_MATERIAL FOR THIS TASK_
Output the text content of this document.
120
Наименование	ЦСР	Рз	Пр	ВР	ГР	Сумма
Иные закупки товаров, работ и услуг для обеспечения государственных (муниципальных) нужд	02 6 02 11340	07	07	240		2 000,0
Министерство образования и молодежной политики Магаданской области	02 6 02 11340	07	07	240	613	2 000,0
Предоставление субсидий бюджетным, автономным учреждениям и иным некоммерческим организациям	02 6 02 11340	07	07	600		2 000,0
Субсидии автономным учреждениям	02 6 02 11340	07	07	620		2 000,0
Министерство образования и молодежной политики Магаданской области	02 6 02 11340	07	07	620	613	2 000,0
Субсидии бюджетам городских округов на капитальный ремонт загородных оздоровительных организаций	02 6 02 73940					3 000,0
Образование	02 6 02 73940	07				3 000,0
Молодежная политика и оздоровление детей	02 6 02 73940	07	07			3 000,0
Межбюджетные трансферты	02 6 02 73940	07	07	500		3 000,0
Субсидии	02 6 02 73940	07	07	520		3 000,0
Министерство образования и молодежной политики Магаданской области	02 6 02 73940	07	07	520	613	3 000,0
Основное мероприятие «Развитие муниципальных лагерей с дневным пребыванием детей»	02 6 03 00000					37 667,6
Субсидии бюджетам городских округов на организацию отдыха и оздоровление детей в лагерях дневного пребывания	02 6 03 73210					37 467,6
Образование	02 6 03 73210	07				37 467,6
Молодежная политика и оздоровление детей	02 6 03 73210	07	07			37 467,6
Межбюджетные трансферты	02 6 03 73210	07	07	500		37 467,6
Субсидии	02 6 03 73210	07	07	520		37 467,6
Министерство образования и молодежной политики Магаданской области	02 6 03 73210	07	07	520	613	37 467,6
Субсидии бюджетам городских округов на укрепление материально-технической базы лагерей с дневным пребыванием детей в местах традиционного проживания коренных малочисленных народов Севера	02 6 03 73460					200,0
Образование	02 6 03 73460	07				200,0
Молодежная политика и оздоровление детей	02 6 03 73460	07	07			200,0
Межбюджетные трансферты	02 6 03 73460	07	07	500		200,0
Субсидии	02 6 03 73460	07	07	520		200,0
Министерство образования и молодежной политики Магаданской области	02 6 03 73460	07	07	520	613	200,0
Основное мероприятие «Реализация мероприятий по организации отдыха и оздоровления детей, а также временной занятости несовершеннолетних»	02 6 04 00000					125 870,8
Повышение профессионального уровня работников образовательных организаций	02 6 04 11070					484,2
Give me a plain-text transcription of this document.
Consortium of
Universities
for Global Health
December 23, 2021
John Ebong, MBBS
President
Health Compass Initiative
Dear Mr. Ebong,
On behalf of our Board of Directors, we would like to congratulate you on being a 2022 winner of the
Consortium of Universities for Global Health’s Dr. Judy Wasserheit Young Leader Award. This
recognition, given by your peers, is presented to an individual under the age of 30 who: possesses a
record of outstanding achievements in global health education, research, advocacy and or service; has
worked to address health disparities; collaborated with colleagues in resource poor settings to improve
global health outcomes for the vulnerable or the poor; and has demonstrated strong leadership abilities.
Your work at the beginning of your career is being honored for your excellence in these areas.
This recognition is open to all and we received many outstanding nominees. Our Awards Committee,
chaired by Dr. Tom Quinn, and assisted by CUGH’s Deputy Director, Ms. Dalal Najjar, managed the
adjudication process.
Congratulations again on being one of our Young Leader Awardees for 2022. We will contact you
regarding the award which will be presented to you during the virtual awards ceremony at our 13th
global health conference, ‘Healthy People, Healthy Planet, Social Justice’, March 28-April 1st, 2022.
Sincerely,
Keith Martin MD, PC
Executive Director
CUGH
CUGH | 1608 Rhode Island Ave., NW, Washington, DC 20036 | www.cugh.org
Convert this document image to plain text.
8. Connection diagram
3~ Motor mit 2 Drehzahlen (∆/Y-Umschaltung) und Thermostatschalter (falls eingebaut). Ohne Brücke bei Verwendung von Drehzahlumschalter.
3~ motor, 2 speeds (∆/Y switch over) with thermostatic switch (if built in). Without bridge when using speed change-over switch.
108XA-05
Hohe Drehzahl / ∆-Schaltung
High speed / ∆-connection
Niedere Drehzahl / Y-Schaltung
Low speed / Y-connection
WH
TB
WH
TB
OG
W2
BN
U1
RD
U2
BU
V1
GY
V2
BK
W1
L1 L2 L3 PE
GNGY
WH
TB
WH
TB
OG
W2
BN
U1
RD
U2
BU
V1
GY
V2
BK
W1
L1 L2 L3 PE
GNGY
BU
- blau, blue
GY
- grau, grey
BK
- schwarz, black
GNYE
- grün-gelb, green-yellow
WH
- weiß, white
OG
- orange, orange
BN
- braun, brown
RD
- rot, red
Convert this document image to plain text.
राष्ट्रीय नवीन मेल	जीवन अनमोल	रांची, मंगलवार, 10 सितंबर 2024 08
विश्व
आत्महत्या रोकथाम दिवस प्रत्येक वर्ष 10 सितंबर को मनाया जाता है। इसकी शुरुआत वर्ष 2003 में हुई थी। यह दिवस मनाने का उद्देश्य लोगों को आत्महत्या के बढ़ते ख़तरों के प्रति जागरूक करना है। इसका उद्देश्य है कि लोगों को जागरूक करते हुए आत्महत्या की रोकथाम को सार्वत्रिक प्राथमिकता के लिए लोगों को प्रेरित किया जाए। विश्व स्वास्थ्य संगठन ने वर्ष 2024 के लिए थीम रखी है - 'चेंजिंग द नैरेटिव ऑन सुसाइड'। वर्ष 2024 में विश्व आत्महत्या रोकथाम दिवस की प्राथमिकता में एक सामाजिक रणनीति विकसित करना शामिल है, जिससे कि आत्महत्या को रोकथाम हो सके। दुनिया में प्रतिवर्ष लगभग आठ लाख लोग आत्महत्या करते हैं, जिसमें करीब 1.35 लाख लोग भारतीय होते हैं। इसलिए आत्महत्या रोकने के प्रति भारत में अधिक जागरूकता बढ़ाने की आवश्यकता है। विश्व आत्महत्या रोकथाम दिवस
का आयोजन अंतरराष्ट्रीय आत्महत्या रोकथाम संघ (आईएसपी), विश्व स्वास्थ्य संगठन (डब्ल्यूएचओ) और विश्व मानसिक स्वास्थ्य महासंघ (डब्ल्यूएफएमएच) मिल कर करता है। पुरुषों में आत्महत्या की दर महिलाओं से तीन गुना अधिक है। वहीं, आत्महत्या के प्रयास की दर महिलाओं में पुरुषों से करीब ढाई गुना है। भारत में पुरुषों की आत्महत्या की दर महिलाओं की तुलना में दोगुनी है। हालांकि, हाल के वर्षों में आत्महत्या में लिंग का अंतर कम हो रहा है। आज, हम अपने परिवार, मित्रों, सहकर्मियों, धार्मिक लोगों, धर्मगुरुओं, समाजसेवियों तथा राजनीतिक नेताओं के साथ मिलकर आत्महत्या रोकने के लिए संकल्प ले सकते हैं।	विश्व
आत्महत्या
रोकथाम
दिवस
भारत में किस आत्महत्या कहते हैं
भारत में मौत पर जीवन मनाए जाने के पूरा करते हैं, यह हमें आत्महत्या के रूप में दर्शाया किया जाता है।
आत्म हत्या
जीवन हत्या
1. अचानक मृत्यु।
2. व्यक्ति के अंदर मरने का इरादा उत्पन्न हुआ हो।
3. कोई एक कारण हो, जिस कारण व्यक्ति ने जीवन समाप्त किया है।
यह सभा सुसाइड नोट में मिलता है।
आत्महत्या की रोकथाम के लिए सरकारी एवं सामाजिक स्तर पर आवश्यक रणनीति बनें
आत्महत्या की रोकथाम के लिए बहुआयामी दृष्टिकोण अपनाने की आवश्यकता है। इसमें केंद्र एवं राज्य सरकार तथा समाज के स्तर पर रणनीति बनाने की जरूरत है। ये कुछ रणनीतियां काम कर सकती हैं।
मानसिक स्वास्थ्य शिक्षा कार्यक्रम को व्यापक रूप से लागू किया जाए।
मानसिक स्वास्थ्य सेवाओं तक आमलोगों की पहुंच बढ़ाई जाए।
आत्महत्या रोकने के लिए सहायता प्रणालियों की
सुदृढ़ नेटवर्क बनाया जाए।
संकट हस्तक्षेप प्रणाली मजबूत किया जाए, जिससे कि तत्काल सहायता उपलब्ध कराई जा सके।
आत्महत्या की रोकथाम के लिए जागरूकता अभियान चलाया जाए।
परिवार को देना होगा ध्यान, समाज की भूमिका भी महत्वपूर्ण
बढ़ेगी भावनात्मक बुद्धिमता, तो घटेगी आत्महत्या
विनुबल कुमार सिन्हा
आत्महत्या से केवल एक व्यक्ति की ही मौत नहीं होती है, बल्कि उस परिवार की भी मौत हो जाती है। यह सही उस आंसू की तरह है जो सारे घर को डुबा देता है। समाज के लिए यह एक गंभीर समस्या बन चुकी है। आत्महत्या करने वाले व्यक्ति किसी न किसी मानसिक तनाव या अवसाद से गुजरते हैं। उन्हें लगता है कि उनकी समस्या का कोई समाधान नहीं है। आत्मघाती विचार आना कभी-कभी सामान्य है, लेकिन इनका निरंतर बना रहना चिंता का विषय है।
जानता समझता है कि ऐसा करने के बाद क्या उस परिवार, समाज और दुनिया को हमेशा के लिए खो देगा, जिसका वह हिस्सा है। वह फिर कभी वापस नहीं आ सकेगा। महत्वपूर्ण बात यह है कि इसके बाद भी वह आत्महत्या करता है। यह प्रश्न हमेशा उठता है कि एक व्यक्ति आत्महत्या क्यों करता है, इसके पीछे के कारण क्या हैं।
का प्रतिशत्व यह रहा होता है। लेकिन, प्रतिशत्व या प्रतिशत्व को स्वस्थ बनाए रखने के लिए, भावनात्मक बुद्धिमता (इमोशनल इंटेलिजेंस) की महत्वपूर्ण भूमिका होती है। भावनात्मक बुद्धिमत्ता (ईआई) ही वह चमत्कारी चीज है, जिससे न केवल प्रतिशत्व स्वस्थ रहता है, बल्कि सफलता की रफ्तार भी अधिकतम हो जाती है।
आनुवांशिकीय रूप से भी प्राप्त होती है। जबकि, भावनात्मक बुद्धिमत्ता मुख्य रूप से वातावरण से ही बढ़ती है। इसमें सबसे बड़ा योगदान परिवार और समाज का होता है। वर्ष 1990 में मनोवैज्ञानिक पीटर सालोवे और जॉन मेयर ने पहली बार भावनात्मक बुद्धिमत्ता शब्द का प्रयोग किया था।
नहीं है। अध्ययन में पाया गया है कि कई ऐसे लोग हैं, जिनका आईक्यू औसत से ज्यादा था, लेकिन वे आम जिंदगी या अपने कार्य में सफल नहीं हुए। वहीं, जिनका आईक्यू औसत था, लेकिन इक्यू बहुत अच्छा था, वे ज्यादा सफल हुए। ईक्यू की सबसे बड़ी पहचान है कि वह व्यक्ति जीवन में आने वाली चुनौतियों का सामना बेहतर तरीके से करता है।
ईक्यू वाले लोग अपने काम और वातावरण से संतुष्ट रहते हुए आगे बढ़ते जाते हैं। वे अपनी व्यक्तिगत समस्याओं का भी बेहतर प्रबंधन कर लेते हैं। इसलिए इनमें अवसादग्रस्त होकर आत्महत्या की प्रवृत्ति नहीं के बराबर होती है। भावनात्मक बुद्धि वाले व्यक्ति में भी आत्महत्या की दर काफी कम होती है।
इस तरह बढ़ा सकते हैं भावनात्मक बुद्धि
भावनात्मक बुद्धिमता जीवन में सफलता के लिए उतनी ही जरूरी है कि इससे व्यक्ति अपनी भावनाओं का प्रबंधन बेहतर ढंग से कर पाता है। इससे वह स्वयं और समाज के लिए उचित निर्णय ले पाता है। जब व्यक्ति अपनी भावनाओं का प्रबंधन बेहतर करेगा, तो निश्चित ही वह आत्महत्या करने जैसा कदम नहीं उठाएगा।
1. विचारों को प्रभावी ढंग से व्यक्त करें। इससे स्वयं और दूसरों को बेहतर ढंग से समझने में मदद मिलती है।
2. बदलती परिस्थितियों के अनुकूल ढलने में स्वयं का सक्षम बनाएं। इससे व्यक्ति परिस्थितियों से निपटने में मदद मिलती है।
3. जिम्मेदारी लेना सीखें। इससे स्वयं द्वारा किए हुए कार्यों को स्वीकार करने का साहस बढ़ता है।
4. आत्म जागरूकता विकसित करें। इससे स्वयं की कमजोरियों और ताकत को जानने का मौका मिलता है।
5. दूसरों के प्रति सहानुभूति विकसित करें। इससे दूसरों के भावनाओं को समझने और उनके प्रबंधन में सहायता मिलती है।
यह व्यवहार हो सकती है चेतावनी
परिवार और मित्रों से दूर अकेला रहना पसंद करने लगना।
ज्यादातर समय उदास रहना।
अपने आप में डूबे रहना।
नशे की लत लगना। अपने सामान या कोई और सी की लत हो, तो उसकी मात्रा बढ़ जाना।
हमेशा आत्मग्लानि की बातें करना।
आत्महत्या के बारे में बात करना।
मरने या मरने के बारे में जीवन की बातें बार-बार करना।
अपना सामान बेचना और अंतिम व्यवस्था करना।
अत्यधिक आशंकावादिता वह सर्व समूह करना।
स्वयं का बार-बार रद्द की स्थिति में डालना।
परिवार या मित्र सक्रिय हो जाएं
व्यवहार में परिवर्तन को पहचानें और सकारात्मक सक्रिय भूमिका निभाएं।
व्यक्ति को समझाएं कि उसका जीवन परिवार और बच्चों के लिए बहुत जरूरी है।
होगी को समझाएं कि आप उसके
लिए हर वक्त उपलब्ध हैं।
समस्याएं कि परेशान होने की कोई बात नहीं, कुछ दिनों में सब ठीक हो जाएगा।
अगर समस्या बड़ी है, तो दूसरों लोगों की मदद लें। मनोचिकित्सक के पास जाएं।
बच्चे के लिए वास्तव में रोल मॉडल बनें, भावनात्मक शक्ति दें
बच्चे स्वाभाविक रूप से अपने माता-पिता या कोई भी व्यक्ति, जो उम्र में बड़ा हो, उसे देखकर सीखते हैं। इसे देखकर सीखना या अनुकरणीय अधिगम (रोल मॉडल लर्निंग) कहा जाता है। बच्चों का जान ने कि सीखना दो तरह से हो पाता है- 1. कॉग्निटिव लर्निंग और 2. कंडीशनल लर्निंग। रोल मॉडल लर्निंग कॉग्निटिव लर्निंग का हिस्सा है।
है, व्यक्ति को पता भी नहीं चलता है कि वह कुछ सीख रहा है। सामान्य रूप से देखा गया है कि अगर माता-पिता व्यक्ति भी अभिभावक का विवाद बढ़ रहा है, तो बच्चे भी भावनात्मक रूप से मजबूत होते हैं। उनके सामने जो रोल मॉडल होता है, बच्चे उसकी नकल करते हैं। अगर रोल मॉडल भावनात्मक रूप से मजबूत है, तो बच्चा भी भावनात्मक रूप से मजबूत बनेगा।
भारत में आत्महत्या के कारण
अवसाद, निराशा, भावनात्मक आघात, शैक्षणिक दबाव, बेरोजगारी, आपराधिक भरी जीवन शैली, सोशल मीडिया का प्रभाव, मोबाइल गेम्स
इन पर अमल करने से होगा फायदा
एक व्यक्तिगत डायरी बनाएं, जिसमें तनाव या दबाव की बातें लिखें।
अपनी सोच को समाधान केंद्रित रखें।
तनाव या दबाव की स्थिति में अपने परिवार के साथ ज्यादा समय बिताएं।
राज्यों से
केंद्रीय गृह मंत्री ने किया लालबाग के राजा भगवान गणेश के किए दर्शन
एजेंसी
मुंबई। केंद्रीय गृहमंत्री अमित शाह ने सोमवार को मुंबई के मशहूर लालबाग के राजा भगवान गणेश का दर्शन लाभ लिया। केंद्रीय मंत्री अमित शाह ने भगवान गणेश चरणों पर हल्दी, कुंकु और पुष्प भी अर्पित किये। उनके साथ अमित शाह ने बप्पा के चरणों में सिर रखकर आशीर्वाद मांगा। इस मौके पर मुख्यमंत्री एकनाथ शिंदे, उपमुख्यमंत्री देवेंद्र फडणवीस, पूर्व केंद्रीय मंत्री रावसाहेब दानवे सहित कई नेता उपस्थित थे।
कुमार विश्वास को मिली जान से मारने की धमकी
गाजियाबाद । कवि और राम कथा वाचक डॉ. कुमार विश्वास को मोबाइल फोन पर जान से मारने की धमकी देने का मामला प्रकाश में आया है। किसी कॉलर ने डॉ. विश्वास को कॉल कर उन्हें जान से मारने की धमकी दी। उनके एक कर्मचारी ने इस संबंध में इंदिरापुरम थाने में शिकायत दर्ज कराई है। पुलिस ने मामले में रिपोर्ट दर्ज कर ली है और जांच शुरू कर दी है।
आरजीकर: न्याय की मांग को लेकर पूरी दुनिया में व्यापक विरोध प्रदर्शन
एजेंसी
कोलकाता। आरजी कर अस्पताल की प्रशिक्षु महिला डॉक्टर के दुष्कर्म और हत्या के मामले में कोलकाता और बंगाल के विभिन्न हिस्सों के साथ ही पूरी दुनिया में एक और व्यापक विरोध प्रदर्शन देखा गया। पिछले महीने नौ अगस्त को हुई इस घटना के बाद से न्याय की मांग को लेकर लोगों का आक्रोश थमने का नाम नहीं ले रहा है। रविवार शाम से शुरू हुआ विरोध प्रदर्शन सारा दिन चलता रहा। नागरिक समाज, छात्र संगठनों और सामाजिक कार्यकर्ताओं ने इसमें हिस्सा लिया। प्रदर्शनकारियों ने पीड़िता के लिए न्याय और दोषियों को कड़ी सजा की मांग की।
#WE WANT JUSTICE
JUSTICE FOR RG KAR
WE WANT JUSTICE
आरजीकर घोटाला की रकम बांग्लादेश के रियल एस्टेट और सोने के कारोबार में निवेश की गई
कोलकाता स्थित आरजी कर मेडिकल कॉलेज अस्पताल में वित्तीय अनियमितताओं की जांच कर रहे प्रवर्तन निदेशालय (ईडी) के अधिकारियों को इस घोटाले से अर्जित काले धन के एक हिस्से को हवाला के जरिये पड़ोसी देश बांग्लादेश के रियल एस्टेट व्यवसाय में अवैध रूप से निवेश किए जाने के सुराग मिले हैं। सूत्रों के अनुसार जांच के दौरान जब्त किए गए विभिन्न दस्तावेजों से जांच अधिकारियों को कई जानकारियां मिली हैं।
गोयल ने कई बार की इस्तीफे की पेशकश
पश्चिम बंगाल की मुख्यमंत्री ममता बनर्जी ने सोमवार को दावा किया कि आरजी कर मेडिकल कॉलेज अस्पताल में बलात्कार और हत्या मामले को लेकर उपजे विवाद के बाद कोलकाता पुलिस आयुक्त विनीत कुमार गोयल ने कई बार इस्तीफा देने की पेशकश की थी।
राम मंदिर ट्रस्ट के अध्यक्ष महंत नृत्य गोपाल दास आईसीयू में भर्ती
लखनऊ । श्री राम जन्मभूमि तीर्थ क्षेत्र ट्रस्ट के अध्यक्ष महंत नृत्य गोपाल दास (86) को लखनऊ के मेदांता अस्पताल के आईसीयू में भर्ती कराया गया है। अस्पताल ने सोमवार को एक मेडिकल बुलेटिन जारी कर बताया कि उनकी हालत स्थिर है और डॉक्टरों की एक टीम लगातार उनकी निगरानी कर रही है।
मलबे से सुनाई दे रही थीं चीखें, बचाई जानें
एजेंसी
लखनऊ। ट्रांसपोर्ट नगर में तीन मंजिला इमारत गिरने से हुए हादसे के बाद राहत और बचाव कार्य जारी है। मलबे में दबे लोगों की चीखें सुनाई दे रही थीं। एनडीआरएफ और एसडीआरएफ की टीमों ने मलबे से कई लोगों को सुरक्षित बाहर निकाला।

_WHAT IS BEING ASKED_
Take every line above carrying "Образование" and return it.

_REPLY_
Образование	02 6 02 73940	07				3 000,0
Образование	02 6 03 73210	07				37 467,6
Образование	02 6 03 73460	07				200,0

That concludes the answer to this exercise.